CIEN AÑOS Y UN DÍA
[Fragmento inicial]
Jesús Cortés
Erich von Stroheim
1972. La editorial Seghers publica un libro coordinado por el crítico suizo Freddy Buache sobre la figura del cineasta vienés Erich von Stroheim.
Aparte de un recorrido cronológico por su carrera, el volumen recopila testimonios sobre sus películas escritos, entre otros, por Jacques Rivette, Luis Buñuel, Michel Ciment, Jean Mitry, Jean Renoir, André Bazin, Georges Franju, Lotte Eisner y Henri Langlois.
La deuda con su obra, la gratitud, el asombro renovado de todos ellos, es patente en cada página. Incuestionable es la palabra que mejor define por entonces su legado.
Habían pasado “solo” cincuenta años, medio siglo, desde el estreno de Esposas frívolas (Foolish wives), su tercer largometraje y sin embargo, como es sabido, el principio del fin de la carrera de un director referente del cine mudo desde el mismo momento en que inició su andadura, como hijo adoptivo primero de David W. Griffith y después de Carl Laemmle, hasta que la finalizó en 1932.

CONSIGNA: Transcribe de forma literal y completa el fragmento sobre Erich von Stroheim.

EXTRACTO DE DATOS:
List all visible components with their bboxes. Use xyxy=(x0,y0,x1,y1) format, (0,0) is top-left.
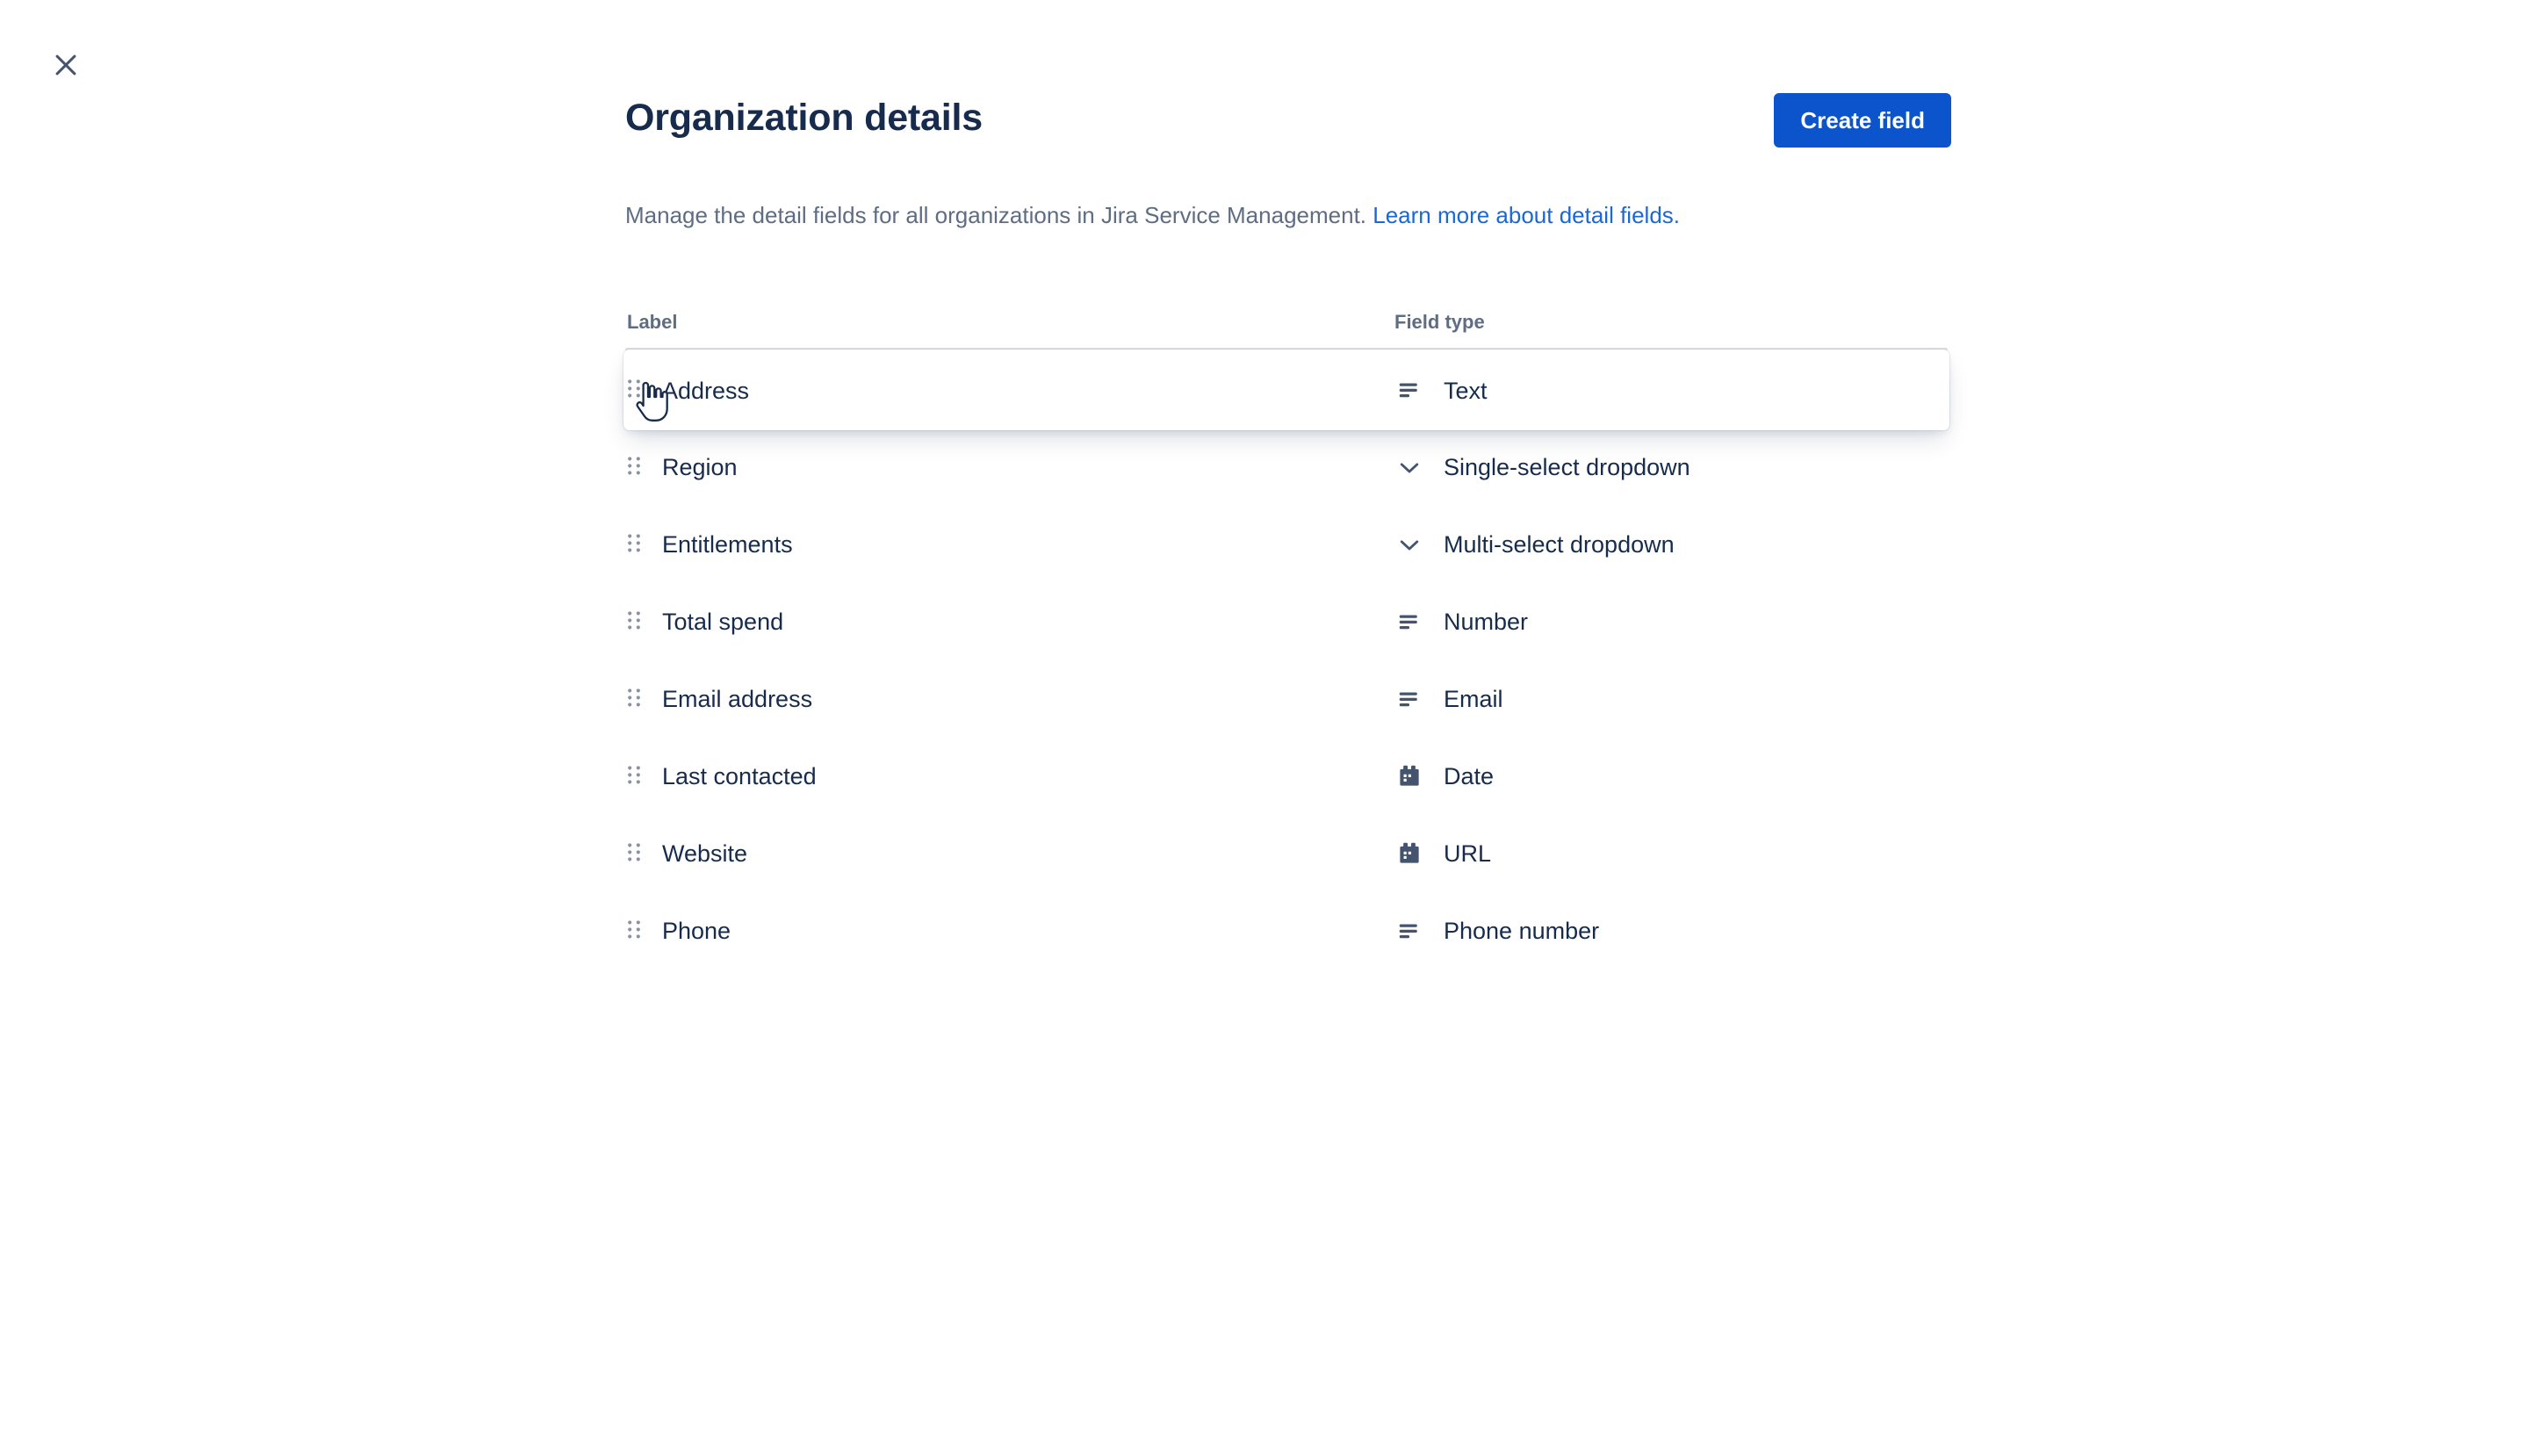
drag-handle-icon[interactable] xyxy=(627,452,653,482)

RESPUESTA:
CIEN AÑOS Y UN DÍA
[Fragmento inicial]
Jesús Cortés
Erich von Stroheim
1972. La editorial Seghers publica un libro coordinado por el crítico suizo Freddy Buache sobre la figura del cineasta vienés Erich von Stroheim.
Aparte de un recorrido cronológico por su carrera, el volumen recopila testimonios sobre sus películas escritos, entre otros, por Jacques Rivette, Luis Buñuel, Michel Ciment, Jean Mitry, Jean Renoir, André Bazin, Georges Franju, Lotte Eisner y Henri Langlois.
La deuda con su obra, la gratitud, el asombro renovado de todos ellos, es patente en cada página. Incuestionable es la palabra que mejor define por entonces su legado.
Habían pasado “solo” cincuenta años, medio siglo, desde el estreno de Esposas frívolas (Foolish wives), su tercer largometraje y sin embargo, como es sabido, el principio del fin de la carrera de un director referente del cine mudo desde el mismo momento en que inició su andadura, como hijo adoptivo primero de David W. Griffith y después de Carl Laemmle, hasta que la finalizó en 1932.